— START DATASET —
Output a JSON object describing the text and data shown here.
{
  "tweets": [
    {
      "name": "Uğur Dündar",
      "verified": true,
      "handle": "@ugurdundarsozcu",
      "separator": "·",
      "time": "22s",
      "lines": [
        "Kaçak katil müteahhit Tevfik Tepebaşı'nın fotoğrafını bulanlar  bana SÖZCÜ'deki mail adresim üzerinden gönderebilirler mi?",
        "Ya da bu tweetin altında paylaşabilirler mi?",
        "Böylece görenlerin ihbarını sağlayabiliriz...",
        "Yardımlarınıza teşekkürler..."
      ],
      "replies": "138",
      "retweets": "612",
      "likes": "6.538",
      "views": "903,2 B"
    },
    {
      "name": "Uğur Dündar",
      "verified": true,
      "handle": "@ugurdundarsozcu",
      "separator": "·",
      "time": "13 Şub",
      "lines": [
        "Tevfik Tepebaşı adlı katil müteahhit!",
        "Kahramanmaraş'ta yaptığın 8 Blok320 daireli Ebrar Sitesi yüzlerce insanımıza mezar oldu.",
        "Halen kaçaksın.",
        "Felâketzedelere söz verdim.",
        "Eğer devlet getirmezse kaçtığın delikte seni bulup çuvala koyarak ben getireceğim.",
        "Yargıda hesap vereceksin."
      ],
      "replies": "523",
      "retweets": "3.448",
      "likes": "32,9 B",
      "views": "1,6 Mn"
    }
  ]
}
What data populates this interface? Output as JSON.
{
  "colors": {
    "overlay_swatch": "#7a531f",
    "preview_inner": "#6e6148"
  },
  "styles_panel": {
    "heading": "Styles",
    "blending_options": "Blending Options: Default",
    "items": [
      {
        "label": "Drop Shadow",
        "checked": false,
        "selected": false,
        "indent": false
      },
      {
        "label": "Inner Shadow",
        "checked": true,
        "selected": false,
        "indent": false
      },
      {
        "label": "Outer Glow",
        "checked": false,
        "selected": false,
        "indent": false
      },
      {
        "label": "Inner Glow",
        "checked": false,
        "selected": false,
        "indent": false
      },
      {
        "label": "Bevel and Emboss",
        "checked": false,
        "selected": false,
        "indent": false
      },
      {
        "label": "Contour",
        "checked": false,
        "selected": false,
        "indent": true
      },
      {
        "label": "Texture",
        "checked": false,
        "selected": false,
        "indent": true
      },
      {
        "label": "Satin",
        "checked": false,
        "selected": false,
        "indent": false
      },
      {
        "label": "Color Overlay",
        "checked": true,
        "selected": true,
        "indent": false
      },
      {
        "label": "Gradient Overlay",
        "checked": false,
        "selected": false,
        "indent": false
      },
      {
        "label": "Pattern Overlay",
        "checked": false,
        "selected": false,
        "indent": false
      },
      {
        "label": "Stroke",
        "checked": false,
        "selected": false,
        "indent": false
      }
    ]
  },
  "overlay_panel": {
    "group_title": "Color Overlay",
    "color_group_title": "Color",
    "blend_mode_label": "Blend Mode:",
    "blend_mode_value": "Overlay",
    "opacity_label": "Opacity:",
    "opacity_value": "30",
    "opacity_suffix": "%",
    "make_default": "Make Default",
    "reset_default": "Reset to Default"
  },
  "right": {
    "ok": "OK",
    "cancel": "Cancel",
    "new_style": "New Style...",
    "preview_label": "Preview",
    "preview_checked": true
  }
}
— END DATASET —
◆ **THE TASK**
Give the number of lines above in which the word "Default" occurs, with nothing else.

◆ **FINISHED TASK**
3